_EXERCISE REQUIREMENTS_. From the entries below, copy every line holding the word "cutoff".

------------------------------------------------

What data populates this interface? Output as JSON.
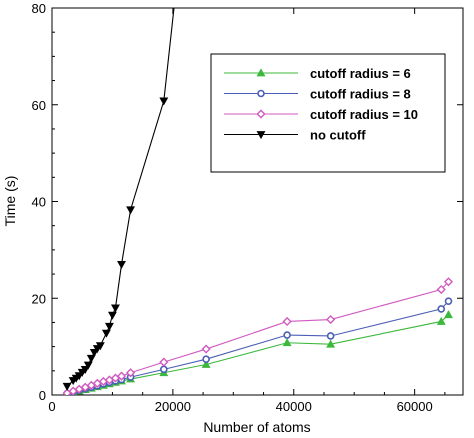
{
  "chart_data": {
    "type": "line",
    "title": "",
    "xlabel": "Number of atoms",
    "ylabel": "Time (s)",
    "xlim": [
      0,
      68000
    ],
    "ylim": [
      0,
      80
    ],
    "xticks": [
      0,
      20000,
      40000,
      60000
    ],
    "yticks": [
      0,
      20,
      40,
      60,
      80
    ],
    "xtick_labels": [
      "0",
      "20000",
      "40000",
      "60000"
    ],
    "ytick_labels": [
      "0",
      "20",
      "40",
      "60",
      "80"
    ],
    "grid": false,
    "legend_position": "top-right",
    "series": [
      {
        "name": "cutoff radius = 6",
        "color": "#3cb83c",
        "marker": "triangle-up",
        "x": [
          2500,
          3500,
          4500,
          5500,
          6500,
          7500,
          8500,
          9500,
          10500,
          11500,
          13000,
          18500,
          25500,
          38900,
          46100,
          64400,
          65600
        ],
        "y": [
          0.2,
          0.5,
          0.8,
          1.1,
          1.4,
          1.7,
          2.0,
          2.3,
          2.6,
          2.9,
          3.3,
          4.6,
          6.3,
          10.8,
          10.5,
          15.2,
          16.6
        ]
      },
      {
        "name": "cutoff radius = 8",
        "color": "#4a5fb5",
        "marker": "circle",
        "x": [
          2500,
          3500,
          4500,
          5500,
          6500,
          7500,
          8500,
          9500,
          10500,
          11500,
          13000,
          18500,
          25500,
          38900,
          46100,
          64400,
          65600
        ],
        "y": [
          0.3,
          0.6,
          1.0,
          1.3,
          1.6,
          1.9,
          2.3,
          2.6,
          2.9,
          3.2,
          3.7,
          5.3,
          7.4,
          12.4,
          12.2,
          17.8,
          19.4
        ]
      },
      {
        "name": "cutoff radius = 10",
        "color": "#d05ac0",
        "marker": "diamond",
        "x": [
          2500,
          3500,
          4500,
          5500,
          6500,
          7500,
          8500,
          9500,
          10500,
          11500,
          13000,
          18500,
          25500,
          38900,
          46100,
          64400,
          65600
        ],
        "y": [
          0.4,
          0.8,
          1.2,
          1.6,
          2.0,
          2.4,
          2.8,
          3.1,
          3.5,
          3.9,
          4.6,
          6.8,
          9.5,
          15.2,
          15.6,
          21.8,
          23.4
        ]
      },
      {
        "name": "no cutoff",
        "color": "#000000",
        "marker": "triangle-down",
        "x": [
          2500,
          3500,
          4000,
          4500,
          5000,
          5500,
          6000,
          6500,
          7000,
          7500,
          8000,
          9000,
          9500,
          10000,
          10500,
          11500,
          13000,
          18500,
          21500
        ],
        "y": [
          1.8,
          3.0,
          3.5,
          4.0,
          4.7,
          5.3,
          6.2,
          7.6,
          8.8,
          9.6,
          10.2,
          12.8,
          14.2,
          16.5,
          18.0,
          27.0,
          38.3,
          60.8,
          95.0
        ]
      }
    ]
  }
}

------------------------------------------------

_FINISHED EXERCISE_.
        "name": "cutoff radius = 6",
        "name": "cutoff radius = 8",
        "name": "cutoff radius = 10",
        "name": "no cutoff",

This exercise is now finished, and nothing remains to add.